━━ Data provided
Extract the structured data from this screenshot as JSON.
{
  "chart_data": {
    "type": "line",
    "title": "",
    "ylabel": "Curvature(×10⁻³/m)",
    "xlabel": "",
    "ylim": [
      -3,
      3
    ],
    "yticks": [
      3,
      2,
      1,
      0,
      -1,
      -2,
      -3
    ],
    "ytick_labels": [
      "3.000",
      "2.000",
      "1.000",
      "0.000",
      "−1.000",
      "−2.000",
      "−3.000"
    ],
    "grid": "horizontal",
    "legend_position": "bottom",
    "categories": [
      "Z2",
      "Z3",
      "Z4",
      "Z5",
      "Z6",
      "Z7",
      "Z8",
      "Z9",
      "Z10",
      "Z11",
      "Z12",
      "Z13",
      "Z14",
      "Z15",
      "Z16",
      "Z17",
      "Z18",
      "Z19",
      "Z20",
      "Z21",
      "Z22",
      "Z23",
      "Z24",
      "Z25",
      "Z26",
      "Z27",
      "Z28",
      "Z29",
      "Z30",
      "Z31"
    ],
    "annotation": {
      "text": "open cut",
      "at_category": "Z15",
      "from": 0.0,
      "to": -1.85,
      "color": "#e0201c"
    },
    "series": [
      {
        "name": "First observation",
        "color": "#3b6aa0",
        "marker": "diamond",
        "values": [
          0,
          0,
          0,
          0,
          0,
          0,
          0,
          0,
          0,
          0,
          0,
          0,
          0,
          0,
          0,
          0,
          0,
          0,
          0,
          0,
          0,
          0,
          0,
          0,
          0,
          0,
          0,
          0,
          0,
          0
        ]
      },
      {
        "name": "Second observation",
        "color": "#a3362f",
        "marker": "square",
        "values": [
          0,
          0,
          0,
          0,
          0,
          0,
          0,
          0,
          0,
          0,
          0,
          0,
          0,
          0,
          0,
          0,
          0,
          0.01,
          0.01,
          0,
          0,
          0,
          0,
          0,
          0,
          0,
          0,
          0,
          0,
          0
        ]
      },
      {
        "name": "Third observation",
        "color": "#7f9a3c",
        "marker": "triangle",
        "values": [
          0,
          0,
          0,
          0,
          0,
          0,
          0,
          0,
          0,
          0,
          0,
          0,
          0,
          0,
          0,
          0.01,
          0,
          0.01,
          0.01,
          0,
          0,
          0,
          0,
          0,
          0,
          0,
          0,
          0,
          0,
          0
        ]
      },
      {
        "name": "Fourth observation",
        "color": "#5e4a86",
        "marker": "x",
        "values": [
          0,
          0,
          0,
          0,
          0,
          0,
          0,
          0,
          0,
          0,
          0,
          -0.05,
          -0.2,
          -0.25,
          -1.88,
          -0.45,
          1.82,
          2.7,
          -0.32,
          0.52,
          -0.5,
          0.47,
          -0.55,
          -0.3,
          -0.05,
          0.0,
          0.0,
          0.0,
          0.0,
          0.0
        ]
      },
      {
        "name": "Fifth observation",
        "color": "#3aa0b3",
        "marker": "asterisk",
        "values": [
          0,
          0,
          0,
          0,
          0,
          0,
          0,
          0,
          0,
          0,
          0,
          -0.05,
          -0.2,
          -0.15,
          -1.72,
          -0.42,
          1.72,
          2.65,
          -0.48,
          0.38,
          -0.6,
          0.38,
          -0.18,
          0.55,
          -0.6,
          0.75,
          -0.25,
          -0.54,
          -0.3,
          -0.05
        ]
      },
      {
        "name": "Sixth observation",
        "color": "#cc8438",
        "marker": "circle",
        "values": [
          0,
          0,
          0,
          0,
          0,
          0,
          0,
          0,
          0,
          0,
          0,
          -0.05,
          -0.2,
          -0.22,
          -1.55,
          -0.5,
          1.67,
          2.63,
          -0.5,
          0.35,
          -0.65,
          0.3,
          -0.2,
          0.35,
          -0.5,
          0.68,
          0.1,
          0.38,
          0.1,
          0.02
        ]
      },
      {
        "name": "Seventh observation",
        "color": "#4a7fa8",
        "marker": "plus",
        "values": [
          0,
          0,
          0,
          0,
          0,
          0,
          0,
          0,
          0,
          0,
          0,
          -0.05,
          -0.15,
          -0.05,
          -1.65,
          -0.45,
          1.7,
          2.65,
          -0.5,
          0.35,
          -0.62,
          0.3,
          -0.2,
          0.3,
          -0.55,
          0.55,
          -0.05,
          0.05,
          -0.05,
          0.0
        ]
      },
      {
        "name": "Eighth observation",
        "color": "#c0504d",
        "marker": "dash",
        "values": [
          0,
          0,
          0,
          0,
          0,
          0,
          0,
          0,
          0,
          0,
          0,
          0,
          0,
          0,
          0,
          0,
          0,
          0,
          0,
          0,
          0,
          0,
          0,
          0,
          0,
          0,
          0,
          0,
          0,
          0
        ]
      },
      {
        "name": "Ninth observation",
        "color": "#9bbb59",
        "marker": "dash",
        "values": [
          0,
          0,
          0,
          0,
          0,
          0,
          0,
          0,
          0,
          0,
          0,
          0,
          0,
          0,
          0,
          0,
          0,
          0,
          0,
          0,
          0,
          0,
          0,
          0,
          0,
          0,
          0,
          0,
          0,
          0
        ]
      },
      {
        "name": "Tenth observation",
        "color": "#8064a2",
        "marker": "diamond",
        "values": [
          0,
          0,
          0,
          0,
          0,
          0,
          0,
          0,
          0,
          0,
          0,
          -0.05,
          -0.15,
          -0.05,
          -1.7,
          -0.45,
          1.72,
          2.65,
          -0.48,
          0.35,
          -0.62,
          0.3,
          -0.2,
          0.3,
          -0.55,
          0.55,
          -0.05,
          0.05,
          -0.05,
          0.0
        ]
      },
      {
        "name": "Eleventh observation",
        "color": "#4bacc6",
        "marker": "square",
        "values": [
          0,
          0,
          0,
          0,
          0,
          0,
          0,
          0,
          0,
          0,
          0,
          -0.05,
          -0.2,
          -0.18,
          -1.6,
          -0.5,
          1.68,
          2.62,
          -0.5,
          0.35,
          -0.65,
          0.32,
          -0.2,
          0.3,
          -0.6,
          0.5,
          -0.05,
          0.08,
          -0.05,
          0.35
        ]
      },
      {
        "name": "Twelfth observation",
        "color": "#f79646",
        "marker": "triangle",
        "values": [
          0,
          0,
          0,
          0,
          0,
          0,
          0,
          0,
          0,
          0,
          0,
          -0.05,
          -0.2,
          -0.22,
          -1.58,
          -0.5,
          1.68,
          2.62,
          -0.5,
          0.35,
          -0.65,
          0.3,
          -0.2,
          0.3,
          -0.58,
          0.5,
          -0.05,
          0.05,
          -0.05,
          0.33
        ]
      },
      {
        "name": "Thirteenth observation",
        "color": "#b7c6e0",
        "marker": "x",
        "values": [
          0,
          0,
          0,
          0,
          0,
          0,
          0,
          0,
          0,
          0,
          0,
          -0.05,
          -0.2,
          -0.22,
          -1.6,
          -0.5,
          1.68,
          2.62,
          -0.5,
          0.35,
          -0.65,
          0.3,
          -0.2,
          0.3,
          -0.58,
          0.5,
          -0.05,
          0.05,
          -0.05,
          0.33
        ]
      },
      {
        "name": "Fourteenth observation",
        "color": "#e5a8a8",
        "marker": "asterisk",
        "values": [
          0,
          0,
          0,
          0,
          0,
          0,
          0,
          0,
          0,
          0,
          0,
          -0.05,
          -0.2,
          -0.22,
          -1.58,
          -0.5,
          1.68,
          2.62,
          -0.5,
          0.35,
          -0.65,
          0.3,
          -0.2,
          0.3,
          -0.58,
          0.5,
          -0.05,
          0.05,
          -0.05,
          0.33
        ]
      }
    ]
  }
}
━━━━
Report only the number of lines in the data above that contain "from".

**Answer to this exercise:**
2